Work instructions:
Please state how many lines of the data below contain the word "name", offering nothing besides the number.

*****

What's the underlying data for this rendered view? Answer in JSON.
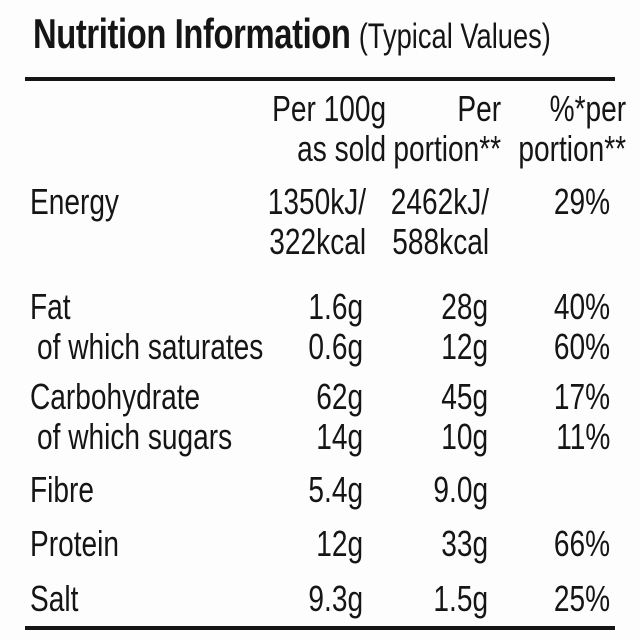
{
  "colors": {
    "text": "#151515",
    "background": "#fdfdfd",
    "rule": "#151515"
  },
  "nutrition_label": {
    "title": "Nutrition Information",
    "title_note": "(Typical Values)",
    "header": {
      "per100_line1": "Per 100g",
      "per100_line2": "as sold",
      "portion_line1": "Per",
      "portion_line2": "portion**",
      "percent_line1": "%*per",
      "percent_line2": "portion**"
    },
    "rows": [
      {
        "name": "Energy",
        "per100_line1": "1350kJ/",
        "per100_line2": "322kcal",
        "portion_line1": "2462kJ/",
        "portion_line2": "588kcal",
        "percent": "29%"
      },
      {
        "name": "Fat",
        "per100": "1.6g",
        "portion": "28g",
        "percent": "40%"
      },
      {
        "name": "of which saturates",
        "per100": "0.6g",
        "portion": "12g",
        "percent": "60%"
      },
      {
        "name": "Carbohydrate",
        "per100": "62g",
        "portion": "45g",
        "percent": "17%"
      },
      {
        "name": "of which sugars",
        "per100": "14g",
        "portion": "10g",
        "percent": "11%"
      },
      {
        "name": "Fibre",
        "per100": "5.4g",
        "portion": "9.0g",
        "percent": ""
      },
      {
        "name": "Protein",
        "per100": "12g",
        "portion": "33g",
        "percent": "66%"
      },
      {
        "name": "Salt",
        "per100": "9.3g",
        "portion": "1.5g",
        "percent": "25%"
      }
    ]
  }
}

*****

Answer space:
8